Go through the material and pull out every line with the string "vocem" in it.

[Some records]
##############################

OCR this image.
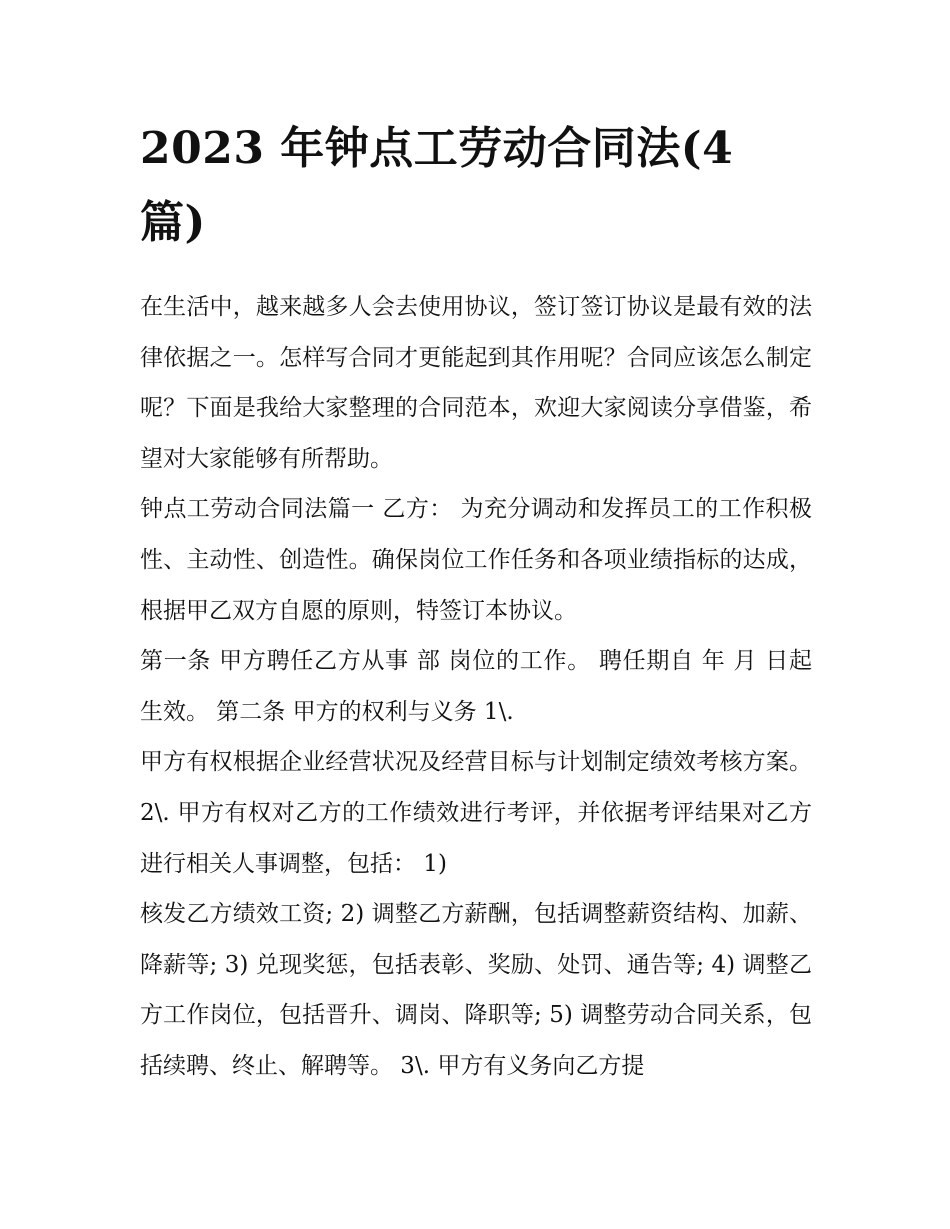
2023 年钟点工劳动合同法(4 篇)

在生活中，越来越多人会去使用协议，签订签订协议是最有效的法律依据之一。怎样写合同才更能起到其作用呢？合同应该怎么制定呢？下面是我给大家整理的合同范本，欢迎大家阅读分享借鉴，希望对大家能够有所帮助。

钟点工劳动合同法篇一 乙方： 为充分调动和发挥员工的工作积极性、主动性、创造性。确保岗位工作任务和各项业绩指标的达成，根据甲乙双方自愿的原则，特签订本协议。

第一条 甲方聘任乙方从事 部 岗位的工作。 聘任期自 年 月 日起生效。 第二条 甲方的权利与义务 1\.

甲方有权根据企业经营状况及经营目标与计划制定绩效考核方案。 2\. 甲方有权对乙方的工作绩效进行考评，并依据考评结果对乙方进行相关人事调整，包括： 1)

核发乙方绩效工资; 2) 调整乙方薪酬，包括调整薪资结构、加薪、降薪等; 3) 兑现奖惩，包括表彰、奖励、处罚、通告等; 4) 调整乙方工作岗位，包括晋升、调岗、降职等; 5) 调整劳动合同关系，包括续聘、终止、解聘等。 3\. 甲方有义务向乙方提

##############################

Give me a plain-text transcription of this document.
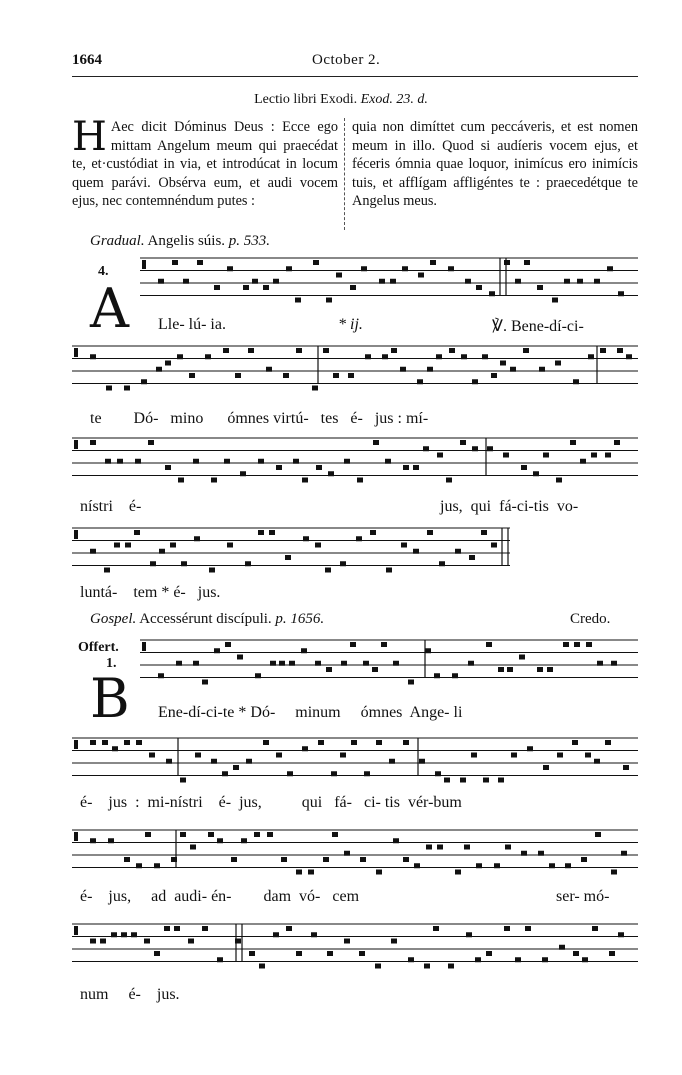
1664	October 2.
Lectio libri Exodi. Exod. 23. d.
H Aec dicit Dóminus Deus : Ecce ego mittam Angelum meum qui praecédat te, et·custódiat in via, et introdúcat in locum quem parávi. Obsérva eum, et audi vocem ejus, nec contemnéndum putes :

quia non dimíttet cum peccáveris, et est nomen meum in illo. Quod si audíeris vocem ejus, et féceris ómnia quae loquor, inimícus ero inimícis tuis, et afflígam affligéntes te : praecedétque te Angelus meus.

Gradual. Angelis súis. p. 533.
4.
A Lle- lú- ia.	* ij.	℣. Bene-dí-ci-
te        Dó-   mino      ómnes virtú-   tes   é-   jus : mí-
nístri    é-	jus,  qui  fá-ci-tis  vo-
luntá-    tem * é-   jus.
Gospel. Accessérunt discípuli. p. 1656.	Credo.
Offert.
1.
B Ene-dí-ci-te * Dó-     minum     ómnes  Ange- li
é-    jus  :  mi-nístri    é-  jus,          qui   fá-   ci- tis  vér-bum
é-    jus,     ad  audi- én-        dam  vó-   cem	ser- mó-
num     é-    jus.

##############################

## Answer to this exercise
H Aec dicit Dóminus Deus : Ecce ego mittam Angelum meum qui praecédat te, et·custódiat in via, et introdúcat in locum quem parávi. Obsérva eum, et audi vocem ejus, nec contemnéndum putes :
quia non dimíttet cum peccáveris, et est nomen meum in illo. Quod si audíeris vocem ejus, et féceris ómnia quae loquor, inimícus ero inimícis tuis, et afflígam affligéntes te : praecedétque te Angelus meus.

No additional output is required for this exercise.